*** EXERCISE MATERIALS

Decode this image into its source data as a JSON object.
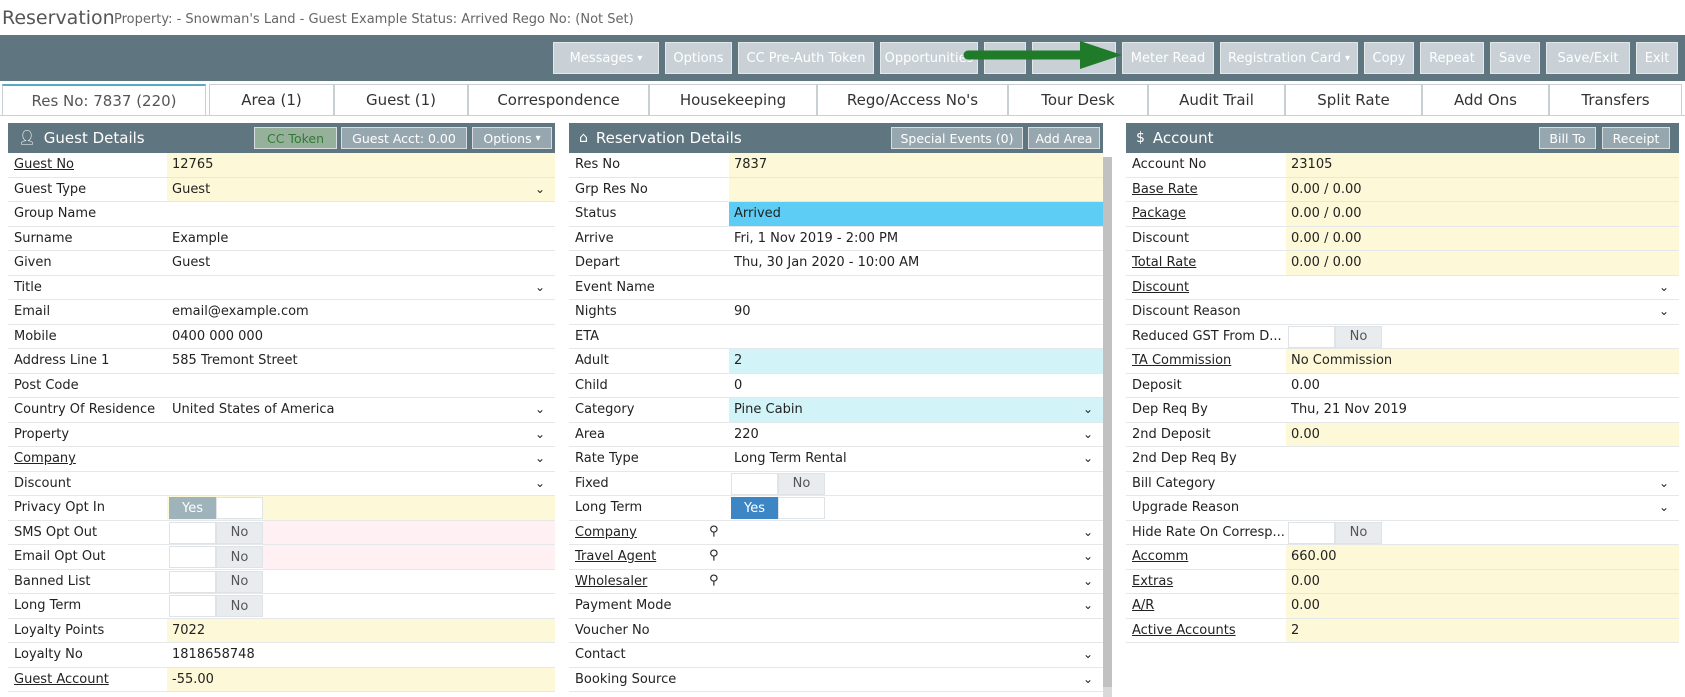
{
  "title": {
    "app": "Reservation",
    "meta": "Property: - Snowman's Land -  Guest Example   Status: Arrived Rego No: (Not Set)"
  },
  "toolbar": {
    "messages": "Messages",
    "options": "Options",
    "cc_preauth": "CC Pre-Auth Token",
    "opportunities": "Opportunities",
    "hidden1": "",
    "hidden2": "",
    "meter_read": "Meter Read",
    "registration_card": "Registration Card",
    "copy": "Copy",
    "repeat": "Repeat",
    "save": "Save",
    "save_exit": "Save/Exit",
    "exit": "Exit"
  },
  "tabs": [
    "Res No: 7837 (220)",
    "Area (1)",
    "Guest (1)",
    "Correspondence",
    "Housekeeping",
    "Rego/Access No's",
    "Tour Desk",
    "Audit Trail",
    "Split Rate",
    "Add Ons",
    "Transfers"
  ],
  "guest": {
    "title": "Guest Details",
    "cc_token": "CC Token",
    "guest_acct": "Guest Acct: 0.00",
    "options": "Options",
    "rows": [
      {
        "label": "Guest No",
        "value": "12765"
      },
      {
        "label": "Guest Type",
        "value": "Guest"
      },
      {
        "label": "Group Name",
        "value": ""
      },
      {
        "label": "Surname",
        "value": "Example"
      },
      {
        "label": "Given",
        "value": "Guest"
      },
      {
        "label": "Title",
        "value": ""
      },
      {
        "label": "Email",
        "value": "email@example.com"
      },
      {
        "label": "Mobile",
        "value": "0400 000 000"
      },
      {
        "label": "Address Line 1",
        "value": "585 Tremont Street"
      },
      {
        "label": "Post Code",
        "value": ""
      },
      {
        "label": "Country Of Residence",
        "value": "United States of America"
      },
      {
        "label": "Property",
        "value": ""
      },
      {
        "label": "Company",
        "value": ""
      },
      {
        "label": "Discount",
        "value": ""
      },
      {
        "label": "Privacy Opt In",
        "value": "Yes"
      },
      {
        "label": "SMS Opt Out",
        "value": "No"
      },
      {
        "label": "Email Opt Out",
        "value": "No"
      },
      {
        "label": "Banned List",
        "value": "No"
      },
      {
        "label": "Long Term",
        "value": "No"
      },
      {
        "label": "Loyalty Points",
        "value": "7022"
      },
      {
        "label": "Loyalty No",
        "value": "1818658748"
      },
      {
        "label": "Guest Account",
        "value": "-55.00"
      }
    ]
  },
  "reservation": {
    "title": "Reservation Details",
    "special_events": "Special Events (0)",
    "add_area": "Add Area",
    "rows": [
      {
        "label": "Res No",
        "value": "7837"
      },
      {
        "label": "Grp Res No",
        "value": ""
      },
      {
        "label": "Status",
        "value": "Arrived"
      },
      {
        "label": "Arrive",
        "value": "Fri, 1 Nov 2019 - 2:00 PM"
      },
      {
        "label": "Depart",
        "value": "Thu, 30 Jan 2020 - 10:00 AM"
      },
      {
        "label": "Event Name",
        "value": ""
      },
      {
        "label": "Nights",
        "value": "90"
      },
      {
        "label": "ETA",
        "value": ""
      },
      {
        "label": "Adult",
        "value": "2"
      },
      {
        "label": "Child",
        "value": "0"
      },
      {
        "label": "Category",
        "value": "Pine Cabin"
      },
      {
        "label": "Area",
        "value": "220"
      },
      {
        "label": "Rate Type",
        "value": "Long Term Rental"
      },
      {
        "label": "Fixed",
        "value": "No"
      },
      {
        "label": "Long Term",
        "value": "Yes"
      },
      {
        "label": "Company",
        "value": ""
      },
      {
        "label": "Travel Agent",
        "value": ""
      },
      {
        "label": "Wholesaler",
        "value": ""
      },
      {
        "label": "Payment Mode",
        "value": ""
      },
      {
        "label": "Voucher No",
        "value": ""
      },
      {
        "label": "Contact",
        "value": ""
      },
      {
        "label": "Booking Source",
        "value": ""
      }
    ]
  },
  "account": {
    "title": "Account",
    "bill_to": "Bill To",
    "receipt": "Receipt",
    "rows": [
      {
        "label": "Account No",
        "value": "23105"
      },
      {
        "label": "Base Rate",
        "value": "0.00 / 0.00"
      },
      {
        "label": "Package",
        "value": "0.00 / 0.00"
      },
      {
        "label": "Discount",
        "value": "0.00 / 0.00"
      },
      {
        "label": "Total Rate",
        "value": "0.00 / 0.00"
      },
      {
        "label": "Discount",
        "value": ""
      },
      {
        "label": "Discount Reason",
        "value": ""
      },
      {
        "label": "Reduced GST From D...",
        "value": "No"
      },
      {
        "label": "TA Commission",
        "value": "No Commission"
      },
      {
        "label": "Deposit",
        "value": "0.00"
      },
      {
        "label": "Dep Req By",
        "value": "Thu, 21 Nov 2019"
      },
      {
        "label": "2nd Deposit",
        "value": "0.00"
      },
      {
        "label": "2nd Dep Req By",
        "value": ""
      },
      {
        "label": "Bill Category",
        "value": ""
      },
      {
        "label": "Upgrade Reason",
        "value": ""
      },
      {
        "label": "Hide Rate On Corresp...",
        "value": "No"
      },
      {
        "label": "Accomm",
        "value": "660.00"
      },
      {
        "label": "Extras",
        "value": "0.00"
      },
      {
        "label": "A/R",
        "value": "0.00"
      },
      {
        "label": "Active Accounts",
        "value": "2"
      }
    ]
  },
  "colors": {
    "toolbar": "#5f7580",
    "status_arrived": "#5dcdf5",
    "highlight": "#fdf8d8",
    "arrow": "#1f7a2a"
  }
}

******

◆ EXERCISE REQUIREMENTS: Reproduce the data word for word, excluding its pictures.

◆ THE ANSWER:
Decode this image into its source data as a JSON object.
{
  "title": {
    "app": "Reservation",
    "meta": "Property: - Snowman's Land -  Guest Example   Status: Arrived Rego No: (Not Set)"
  },
  "toolbar": {
    "messages": "Messages",
    "options": "Options",
    "cc_preauth": "CC Pre-Auth Token",
    "opportunities": "Opportunities",
    "hidden1": "",
    "hidden2": "",
    "meter_read": "Meter Read",
    "registration_card": "Registration Card",
    "copy": "Copy",
    "repeat": "Repeat",
    "save": "Save",
    "save_exit": "Save/Exit",
    "exit": "Exit"
  },
  "tabs": [
    "Res No: 7837 (220)",
    "Area (1)",
    "Guest (1)",
    "Correspondence",
    "Housekeeping",
    "Rego/Access No's",
    "Tour Desk",
    "Audit Trail",
    "Split Rate",
    "Add Ons",
    "Transfers"
  ],
  "guest": {
    "title": "Guest Details",
    "cc_token": "CC Token",
    "guest_acct": "Guest Acct: 0.00",
    "options": "Options",
    "rows": [
      {
        "label": "Guest No",
        "value": "12765"
      },
      {
        "label": "Guest Type",
        "value": "Guest"
      },
      {
        "label": "Group Name",
        "value": ""
      },
      {
        "label": "Surname",
        "value": "Example"
      },
      {
        "label": "Given",
        "value": "Guest"
      },
      {
        "label": "Title",
        "value": ""
      },
      {
        "label": "Email",
        "value": "email@example.com"
      },
      {
        "label": "Mobile",
        "value": "0400 000 000"
      },
      {
        "label": "Address Line 1",
        "value": "585 Tremont Street"
      },
      {
        "label": "Post Code",
        "value": ""
      },
      {
        "label": "Country Of Residence",
        "value": "United States of America"
      },
      {
        "label": "Property",
        "value": ""
      },
      {
        "label": "Company",
        "value": ""
      },
      {
        "label": "Discount",
        "value": ""
      },
      {
        "label": "Privacy Opt In",
        "value": "Yes"
      },
      {
        "label": "SMS Opt Out",
        "value": "No"
      },
      {
        "label": "Email Opt Out",
        "value": "No"
      },
      {
        "label": "Banned List",
        "value": "No"
      },
      {
        "label": "Long Term",
        "value": "No"
      },
      {
        "label": "Loyalty Points",
        "value": "7022"
      },
      {
        "label": "Loyalty No",
        "value": "1818658748"
      },
      {
        "label": "Guest Account",
        "value": "-55.00"
      }
    ]
  },
  "reservation": {
    "title": "Reservation Details",
    "special_events": "Special Events (0)",
    "add_area": "Add Area",
    "rows": [
      {
        "label": "Res No",
        "value": "7837"
      },
      {
        "label": "Grp Res No",
        "value": ""
      },
      {
        "label": "Status",
        "value": "Arrived"
      },
      {
        "label": "Arrive",
        "value": "Fri, 1 Nov 2019 - 2:00 PM"
      },
      {
        "label": "Depart",
        "value": "Thu, 30 Jan 2020 - 10:00 AM"
      },
      {
        "label": "Event Name",
        "value": ""
      },
      {
        "label": "Nights",
        "value": "90"
      },
      {
        "label": "ETA",
        "value": ""
      },
      {
        "label": "Adult",
        "value": "2"
      },
      {
        "label": "Child",
        "value": "0"
      },
      {
        "label": "Category",
        "value": "Pine Cabin"
      },
      {
        "label": "Area",
        "value": "220"
      },
      {
        "label": "Rate Type",
        "value": "Long Term Rental"
      },
      {
        "label": "Fixed",
        "value": "No"
      },
      {
        "label": "Long Term",
        "value": "Yes"
      },
      {
        "label": "Company",
        "value": ""
      },
      {
        "label": "Travel Agent",
        "value": ""
      },
      {
        "label": "Wholesaler",
        "value": ""
      },
      {
        "label": "Payment Mode",
        "value": ""
      },
      {
        "label": "Voucher No",
        "value": ""
      },
      {
        "label": "Contact",
        "value": ""
      },
      {
        "label": "Booking Source",
        "value": ""
      }
    ]
  },
  "account": {
    "title": "Account",
    "bill_to": "Bill To",
    "receipt": "Receipt",
    "rows": [
      {
        "label": "Account No",
        "value": "23105"
      },
      {
        "label": "Base Rate",
        "value": "0.00 / 0.00"
      },
      {
        "label": "Package",
        "value": "0.00 / 0.00"
      },
      {
        "label": "Discount",
        "value": "0.00 / 0.00"
      },
      {
        "label": "Total Rate",
        "value": "0.00 / 0.00"
      },
      {
        "label": "Discount",
        "value": ""
      },
      {
        "label": "Discount Reason",
        "value": ""
      },
      {
        "label": "Reduced GST From D...",
        "value": "No"
      },
      {
        "label": "TA Commission",
        "value": "No Commission"
      },
      {
        "label": "Deposit",
        "value": "0.00"
      },
      {
        "label": "Dep Req By",
        "value": "Thu, 21 Nov 2019"
      },
      {
        "label": "2nd Deposit",
        "value": "0.00"
      },
      {
        "label": "2nd Dep Req By",
        "value": ""
      },
      {
        "label": "Bill Category",
        "value": ""
      },
      {
        "label": "Upgrade Reason",
        "value": ""
      },
      {
        "label": "Hide Rate On Corresp...",
        "value": "No"
      },
      {
        "label": "Accomm",
        "value": "660.00"
      },
      {
        "label": "Extras",
        "value": "0.00"
      },
      {
        "label": "A/R",
        "value": "0.00"
      },
      {
        "label": "Active Accounts",
        "value": "2"
      }
    ]
  },
  "colors": {
    "toolbar": "#5f7580",
    "status_arrived": "#5dcdf5",
    "highlight": "#fdf8d8",
    "arrow": "#1f7a2a"
  }
}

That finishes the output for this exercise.